== MATERIAL SHOWN
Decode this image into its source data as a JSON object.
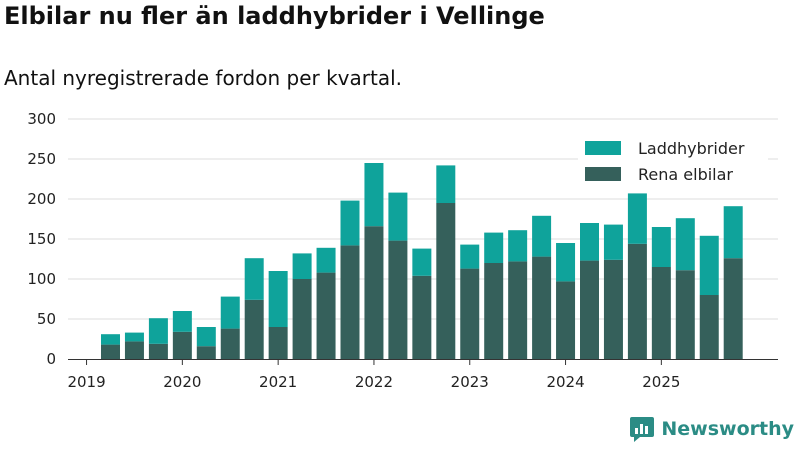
{
  "header": {
    "title": "Elbilar nu fler än laddhybrider i Vellinge",
    "subtitle": "Antal nyregistrerade fordon per kvartal."
  },
  "brand": {
    "name": "Newsworthy"
  },
  "colors": {
    "elbil": "#35605b",
    "laddhybrid": "#0fa39b",
    "grid": "#dddddd",
    "brand": "#2b8c85"
  },
  "chart_data": {
    "type": "bar",
    "stacked": true,
    "title": "Elbilar nu fler än laddhybrider i Vellinge",
    "subtitle": "Antal nyregistrerade fordon per kvartal.",
    "categories": [
      "2019Q2",
      "2019Q3",
      "2019Q4",
      "2020Q1",
      "2020Q2",
      "2020Q3",
      "2020Q4",
      "2021Q1",
      "2021Q2",
      "2021Q3",
      "2021Q4",
      "2022Q1",
      "2022Q2",
      "2022Q3",
      "2022Q4",
      "2023Q1",
      "2023Q2",
      "2023Q3",
      "2023Q4",
      "2024Q1",
      "2024Q2",
      "2024Q3",
      "2024Q4",
      "2025Q1",
      "2025Q2",
      "2025Q3",
      "2025Q4"
    ],
    "series": [
      {
        "name": "Rena elbilar",
        "values": [
          18,
          22,
          19,
          34,
          16,
          38,
          74,
          40,
          100,
          108,
          142,
          166,
          148,
          104,
          195,
          113,
          120,
          122,
          128,
          97,
          123,
          124,
          144,
          115,
          111,
          80,
          126
        ]
      },
      {
        "name": "Laddhybrider",
        "values": [
          13,
          11,
          32,
          26,
          24,
          40,
          52,
          70,
          32,
          31,
          56,
          79,
          60,
          34,
          47,
          30,
          38,
          39,
          51,
          48,
          47,
          44,
          63,
          50,
          65,
          74,
          65
        ]
      }
    ],
    "legend": [
      "Laddhybrider",
      "Rena elbilar"
    ],
    "legend_position": "top-right",
    "x_tick_labels": [
      "2019",
      "2020",
      "2021",
      "2022",
      "2023",
      "2024",
      "2025"
    ],
    "y_ticks": [
      0,
      50,
      100,
      150,
      200,
      250,
      300
    ],
    "ylim": [
      0,
      300
    ],
    "xlabel": "",
    "ylabel": ""
  }
}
====
#### WHAT TO DO:
Reproduce the material above verbatim; omit every picture.

#### FULL SOLUTION:
Decode this image into its source data as a JSON object.
{
  "header": {
    "title": "Elbilar nu fler än laddhybrider i Vellinge",
    "subtitle": "Antal nyregistrerade fordon per kvartal."
  },
  "brand": {
    "name": "Newsworthy"
  },
  "colors": {
    "elbil": "#35605b",
    "laddhybrid": "#0fa39b",
    "grid": "#dddddd",
    "brand": "#2b8c85"
  },
  "chart_data": {
    "type": "bar",
    "stacked": true,
    "title": "Elbilar nu fler än laddhybrider i Vellinge",
    "subtitle": "Antal nyregistrerade fordon per kvartal.",
    "categories": [
      "2019Q2",
      "2019Q3",
      "2019Q4",
      "2020Q1",
      "2020Q2",
      "2020Q3",
      "2020Q4",
      "2021Q1",
      "2021Q2",
      "2021Q3",
      "2021Q4",
      "2022Q1",
      "2022Q2",
      "2022Q3",
      "2022Q4",
      "2023Q1",
      "2023Q2",
      "2023Q3",
      "2023Q4",
      "2024Q1",
      "2024Q2",
      "2024Q3",
      "2024Q4",
      "2025Q1",
      "2025Q2",
      "2025Q3",
      "2025Q4"
    ],
    "series": [
      {
        "name": "Rena elbilar",
        "values": [
          18,
          22,
          19,
          34,
          16,
          38,
          74,
          40,
          100,
          108,
          142,
          166,
          148,
          104,
          195,
          113,
          120,
          122,
          128,
          97,
          123,
          124,
          144,
          115,
          111,
          80,
          126
        ]
      },
      {
        "name": "Laddhybrider",
        "values": [
          13,
          11,
          32,
          26,
          24,
          40,
          52,
          70,
          32,
          31,
          56,
          79,
          60,
          34,
          47,
          30,
          38,
          39,
          51,
          48,
          47,
          44,
          63,
          50,
          65,
          74,
          65
        ]
      }
    ],
    "legend": [
      "Laddhybrider",
      "Rena elbilar"
    ],
    "legend_position": "top-right",
    "x_tick_labels": [
      "2019",
      "2020",
      "2021",
      "2022",
      "2023",
      "2024",
      "2025"
    ],
    "y_ticks": [
      0,
      50,
      100,
      150,
      200,
      250,
      300
    ],
    "ylim": [
      0,
      300
    ],
    "xlabel": "",
    "ylabel": ""
  }
}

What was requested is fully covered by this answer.